[Stored data]

━━━━━━━━━━━━━━━━━━━━━━━━━━━━━━

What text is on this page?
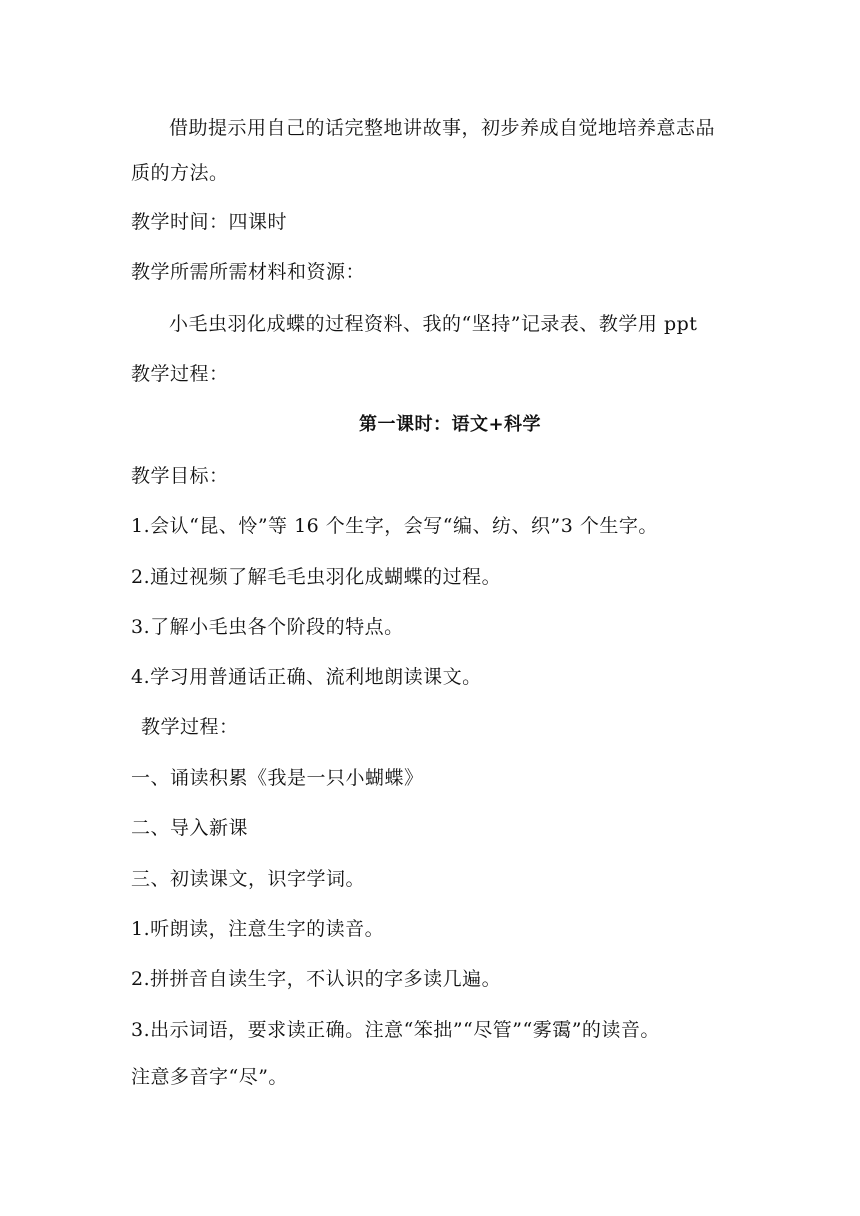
借助提示用自己的话完整地讲故事，初步养成自觉地培养意志品
质的方法。
教学时间：四课时
教学所需所需材料和资源：
小毛虫羽化成蝶的过程资料、我的“坚持”记录表、教学用 ppt
教学过程：
第一课时：语文+科学
教学目标：
1.会认“昆、怜”等 16 个生字，会写“编、纺、织”3 个生字。
2.通过视频了解毛毛虫羽化成蝴蝶的过程。
3.了解小毛虫各个阶段的特点。
4.学习用普通话正确、流利地朗读课文。
教学过程：
一、诵读积累《我是一只小蝴蝶》
二、导入新课
三、初读课文，识字学词。
1.听朗读，注意生字的读音。
2.拼拼音自读生字，不认识的字多读几遍。
3.出示词语，要求读正确。注意“笨拙”“尽管”“雾霭”的读音。
注意多音字“尽”。
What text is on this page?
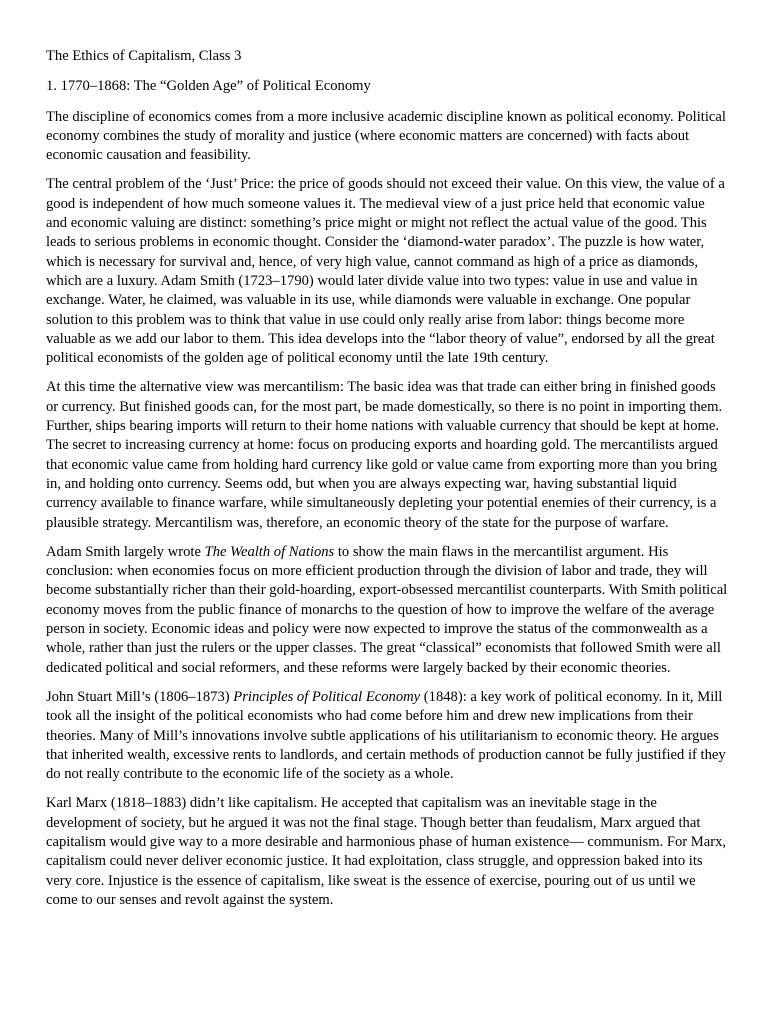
The Ethics of Capitalism, Class 3
1. 1770–1868: The “Golden Age” of Political Economy

The discipline of economics comes from a more inclusive academic discipline known as political economy. Political economy combines the study of morality and justice (where economic matters are concerned) with facts about economic causation and feasibility.

The central problem of the ‘Just’ Price: the price of goods should not exceed their value. On this view, the value of a good is independent of how much someone values it. The medieval view of a just price held that economic value and economic valuing are distinct: something’s price might or might not reflect the actual value of the good. This leads to serious problems in economic thought. Consider the ‘diamond-water paradox’. The puzzle is how water, which is necessary for survival and, hence, of very high value, cannot command as high of a price as diamonds, which are a luxury. Adam Smith (1723–1790) would later divide value into two types: value in use and value in exchange. Water, he claimed, was valuable in its use, while diamonds were valuable in exchange. One popular solution to this problem was to think that value in use could only really arise from labor: things become more valuable as we add our labor to them. This idea develops into the “labor theory of value”, endorsed by all the great political economists of the golden age of political economy until the late 19th century.

At this time the alternative view was mercantilism: The basic idea was that trade can either bring in finished goods or currency. But finished goods can, for the most part, be made domestically, so there is no point in importing them. Further, ships bearing imports will return to their home nations with valuable currency that should be kept at home. The secret to increasing currency at home: focus on producing exports and hoarding gold. The mercantilists argued that economic value came from holding hard currency like gold or value came from exporting more than you bring in, and holding onto currency. Seems odd, but when you are always expecting war, having substantial liquid currency available to finance warfare, while simultaneously depleting your potential enemies of their currency, is a plausible strategy. Mercantilism was, therefore, an economic theory of the state for the purpose of warfare.

Adam Smith largely wrote The Wealth of Nations to show the main flaws in the mercantilist argument. His conclusion: when economies focus on more efficient production through the division of labor and trade, they will become substantially richer than their gold-hoarding, export-obsessed mercantilist counterparts. With Smith political economy moves from the public finance of monarchs to the question of how to improve the welfare of the average person in society. Economic ideas and policy were now expected to improve the status of the commonwealth as a whole, rather than just the rulers or the upper classes. The great “classical” economists that followed Smith were all dedicated political and social reformers, and these reforms were largely backed by their economic theories.

John Stuart Mill’s (1806–1873) Principles of Political Economy (1848): a key work of political economy. In it, Mill took all the insight of the political economists who had come before him and drew new implications from their theories. Many of Mill’s innovations involve subtle applications of his utilitarianism to economic theory. He argues that inherited wealth, excessive rents to landlords, and certain methods of production cannot be fully justified if they do not really contribute to the economic life of the society as a whole.

Karl Marx (1818–1883) didn’t like capitalism. He accepted that capitalism was an inevitable stage in the development of society, but he argued it was not the final stage. Though better than feudalism, Marx argued that capitalism would give way to a more desirable and harmonious phase of human existence— communism. For Marx, capitalism could never deliver economic justice. It had exploitation, class struggle, and oppression baked into its very core. Injustice is the essence of capitalism, like sweat is the essence of exercise, pouring out of us until we come to our senses and revolt against the system.
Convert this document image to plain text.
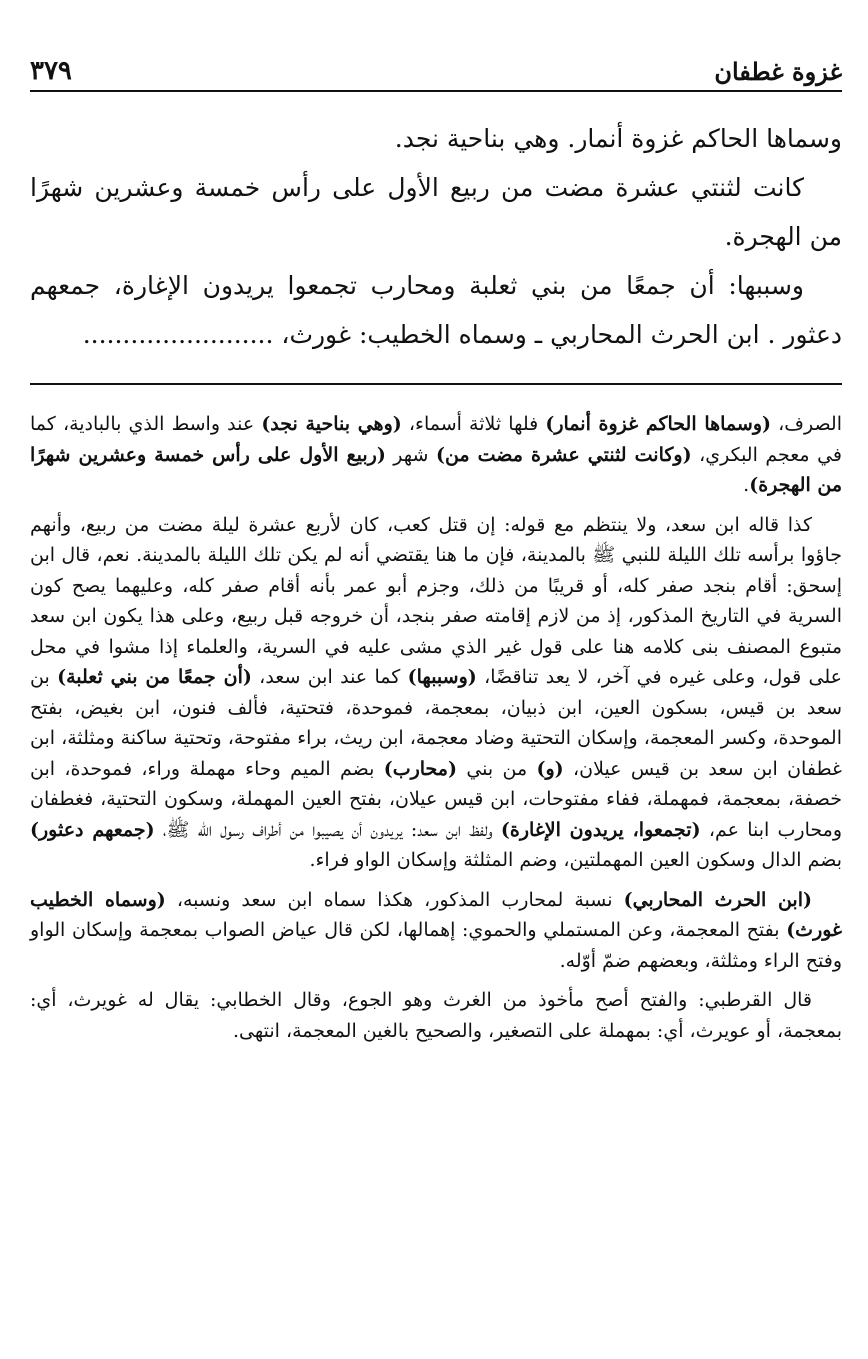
غزوة غطفان
٣٧٩

وسماها الحاكم غزوة أنمار. وهي بناحية نجد.

كانت لثنتي عشرة مضت من ربيع الأول على رأس خمسة وعشرين شهرًا من الهجرة.

وسببها: أن جمعًا من بني ثعلبة ومحارب تجمعوا يريدون الإغارة، جمعهم دعثور . ابن الحرث المحاربي ـ وسماه الخطيب: غورث، ........................

الصرف، (وسماها الحاكم غزوة أنمار) فلها ثلاثة أسماء، (وهي بناحية نجد) عند واسط الذي بالبادية، كما في معجم البكري، (وكانت لثنتي عشرة مضت من) شهر (ربيع الأول على رأس خمسة وعشرين شهرًا من الهجرة).

كذا قاله ابن سعد، ولا ينتظم مع قوله: إن قتل كعب، كان لأربع عشرة ليلة مضت من ربيع، وأنهم جاؤوا برأسه تلك الليلة للنبي ﷺ بالمدينة، فإن ما هنا يقتضي أنه لم يكن تلك الليلة بالمدينة. نعم، قال ابن إسحق: أقام بنجد صفر كله، أو قريبًا من ذلك، وجزم أبو عمر بأنه أقام صفر كله، وعليهما يصح كون السرية في التاريخ المذكور، إذ من لازم إقامته صفر بنجد، أن خروجه قبل ربيع، وعلى هذا يكون ابن سعد متبوع المصنف بنى كلامه هنا على قول غير الذي مشى عليه في السرية، والعلماء إذا مشوا في محل على قول، وعلى غيره في آخر، لا يعد تناقضًا، (وسببها) كما عند ابن سعد، (أن جمعًا من بني ثعلبة) بن سعد بن قيس، بسكون العين، ابن ذبيان، بمعجمة، فموحدة، فتحتية، فألف فنون، ابن بغيض، بفتح الموحدة، وكسر المعجمة، وإسكان التحتية وضاد معجمة، ابن ريث، براء مفتوحة، وتحتية ساكنة ومثلثة، ابن غطفان ابن سعد بن قيس عيلان، (و) من بني (محارب) بضم الميم وحاء مهملة وراء، فموحدة، ابن خصفة، بمعجمة، فمهملة، ففاء مفتوحات، ابن قيس عيلان، بفتح العين المهملة، وسكون التحتية، فغطفان ومحارب ابنا عم، (تجمعوا، يريدون الإغارة) ولفظ ابن سعد: يريدون أن يصيبوا من أطراف رسول الله ﷺ، (جمعهم دعثور) بضم الدال وسكون العين المهملتين، وضم المثلثة وإسكان الواو فراء.

(ابن الحرث المحاربي) نسبة لمحارب المذكور، هكذا سماه ابن سعد ونسبه، (وسماه الخطيب غورث) بفتح المعجمة، وعن المستملي والحموي: إهمالها، لكن قال عياض الصواب بمعجمة وإسكان الواو وفتح الراء ومثلثة، وبعضهم ضمّ أوّله.

قال القرطبي: والفتح أصح مأخوذ من الغرث وهو الجوع، وقال الخطابي: يقال له غويرث، أي: بمعجمة، أو عويرث، أي: بمهملة على التصغير، والصحيح بالغين المعجمة، انتهى.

━━━━━━━━━━━━━━━━━━━━━━━━━━━━━━

- [Task prompt]
Write out each entry exactly as given, omitting any picture.

- [Full output]
What text is on this page?
借助提示用自己的话完整地讲故事，初步养成自觉地培养意志品
质的方法。
教学时间：四课时
教学所需所需材料和资源：
小毛虫羽化成蝶的过程资料、我的“坚持”记录表、教学用 ppt
教学过程：
第一课时：语文+科学
教学目标：
1.会认“昆、怜”等 16 个生字，会写“编、纺、织”3 个生字。
2.通过视频了解毛毛虫羽化成蝴蝶的过程。
3.了解小毛虫各个阶段的特点。
4.学习用普通话正确、流利地朗读课文。
教学过程：
一、诵读积累《我是一只小蝴蝶》
二、导入新课
三、初读课文，识字学词。
1.听朗读，注意生字的读音。
2.拼拼音自读生字，不认识的字多读几遍。
3.出示词语，要求读正确。注意“笨拙”“尽管”“雾霭”的读音。
注意多音字“尽”。
What text is on this page?
The Ethics of Capitalism, Class 3
1. 1770–1868: The “Golden Age” of Political Economy

The discipline of economics comes from a more inclusive academic discipline known as political economy. Political economy combines the study of morality and justice (where economic matters are concerned) with facts about economic causation and feasibility.

The central problem of the ‘Just’ Price: the price of goods should not exceed their value. On this view, the value of a good is independent of how much someone values it. The medieval view of a just price held that economic value and economic valuing are distinct: something’s price might or might not reflect the actual value of the good. This leads to serious problems in economic thought. Consider the ‘diamond-water paradox’. The puzzle is how water, which is necessary for survival and, hence, of very high value, cannot command as high of a price as diamonds, which are a luxury. Adam Smith (1723–1790) would later divide value into two types: value in use and value in exchange. Water, he claimed, was valuable in its use, while diamonds were valuable in exchange. One popular solution to this problem was to think that value in use could only really arise from labor: things become more valuable as we add our labor to them. This idea develops into the “labor theory of value”, endorsed by all the great political economists of the golden age of political economy until the late 19th century.

At this time the alternative view was mercantilism: The basic idea was that trade can either bring in finished goods or currency. But finished goods can, for the most part, be made domestically, so there is no point in importing them. Further, ships bearing imports will return to their home nations with valuable currency that should be kept at home. The secret to increasing currency at home: focus on producing exports and hoarding gold. The mercantilists argued that economic value came from holding hard currency like gold or value came from exporting more than you bring in, and holding onto currency. Seems odd, but when you are always expecting war, having substantial liquid currency available to finance warfare, while simultaneously depleting your potential enemies of their currency, is a plausible strategy. Mercantilism was, therefore, an economic theory of the state for the purpose of warfare.

Adam Smith largely wrote The Wealth of Nations to show the main flaws in the mercantilist argument. His conclusion: when economies focus on more efficient production through the division of labor and trade, they will become substantially richer than their gold-hoarding, export-obsessed mercantilist counterparts. With Smith political economy moves from the public finance of monarchs to the question of how to improve the welfare of the average person in society. Economic ideas and policy were now expected to improve the status of the commonwealth as a whole, rather than just the rulers or the upper classes. The great “classical” economists that followed Smith were all dedicated political and social reformers, and these reforms were largely backed by their economic theories.

John Stuart Mill’s (1806–1873) Principles of Political Economy (1848): a key work of political economy. In it, Mill took all the insight of the political economists who had come before him and drew new implications from their theories. Many of Mill’s innovations involve subtle applications of his utilitarianism to economic theory. He argues that inherited wealth, excessive rents to landlords, and certain methods of production cannot be fully justified if they do not really contribute to the economic life of the society as a whole.

Karl Marx (1818–1883) didn’t like capitalism. He accepted that capitalism was an inevitable stage in the development of society, but he argued it was not the final stage. Though better than feudalism, Marx argued that capitalism would give way to a more desirable and harmonious phase of human existence— communism. For Marx, capitalism could never deliver economic justice. It had exploitation, class struggle, and oppression baked into its very core. Injustice is the essence of capitalism, like sweat is the essence of exercise, pouring out of us until we come to our senses and revolt against the system.
Convert this document image to plain text.
غزوة غطفان
٣٧٩

وسماها الحاكم غزوة أنمار. وهي بناحية نجد.

كانت لثنتي عشرة مضت من ربيع الأول على رأس خمسة وعشرين شهرًا من الهجرة.

وسببها: أن جمعًا من بني ثعلبة ومحارب تجمعوا يريدون الإغارة، جمعهم دعثور . ابن الحرث المحاربي ـ وسماه الخطيب: غورث، ........................

الصرف، (وسماها الحاكم غزوة أنمار) فلها ثلاثة أسماء، (وهي بناحية نجد) عند واسط الذي بالبادية، كما في معجم البكري، (وكانت لثنتي عشرة مضت من) شهر (ربيع الأول على رأس خمسة وعشرين شهرًا من الهجرة).

كذا قاله ابن سعد، ولا ينتظم مع قوله: إن قتل كعب، كان لأربع عشرة ليلة مضت من ربيع، وأنهم جاؤوا برأسه تلك الليلة للنبي ﷺ بالمدينة، فإن ما هنا يقتضي أنه لم يكن تلك الليلة بالمدينة. نعم، قال ابن إسحق: أقام بنجد صفر كله، أو قريبًا من ذلك، وجزم أبو عمر بأنه أقام صفر كله، وعليهما يصح كون السرية في التاريخ المذكور، إذ من لازم إقامته صفر بنجد، أن خروجه قبل ربيع، وعلى هذا يكون ابن سعد متبوع المصنف بنى كلامه هنا على قول غير الذي مشى عليه في السرية، والعلماء إذا مشوا في محل على قول، وعلى غيره في آخر، لا يعد تناقضًا، (وسببها) كما عند ابن سعد، (أن جمعًا من بني ثعلبة) بن سعد بن قيس، بسكون العين، ابن ذبيان، بمعجمة، فموحدة، فتحتية، فألف فنون، ابن بغيض، بفتح الموحدة، وكسر المعجمة، وإسكان التحتية وضاد معجمة، ابن ريث، براء مفتوحة، وتحتية ساكنة ومثلثة، ابن غطفان ابن سعد بن قيس عيلان، (و) من بني (محارب) بضم الميم وحاء مهملة وراء، فموحدة، ابن خصفة، بمعجمة، فمهملة، ففاء مفتوحات، ابن قيس عيلان، بفتح العين المهملة، وسكون التحتية، فغطفان ومحارب ابنا عم، (تجمعوا، يريدون الإغارة) ولفظ ابن سعد: يريدون أن يصيبوا من أطراف رسول الله ﷺ، (جمعهم دعثور) بضم الدال وسكون العين المهملتين، وضم المثلثة وإسكان الواو فراء.

(ابن الحرث المحاربي) نسبة لمحارب المذكور، هكذا سماه ابن سعد ونسبه، (وسماه الخطيب غورث) بفتح المعجمة، وعن المستملي والحموي: إهمالها، لكن قال عياض الصواب بمعجمة وإسكان الواو وفتح الراء ومثلثة، وبعضهم ضمّ أوّله.

قال القرطبي: والفتح أصح مأخوذ من الغرث وهو الجوع، وقال الخطابي: يقال له غويرث، أي: بمعجمة، أو عويرث، أي: بمهملة على التصغير، والصحيح بالغين المعجمة، انتهى.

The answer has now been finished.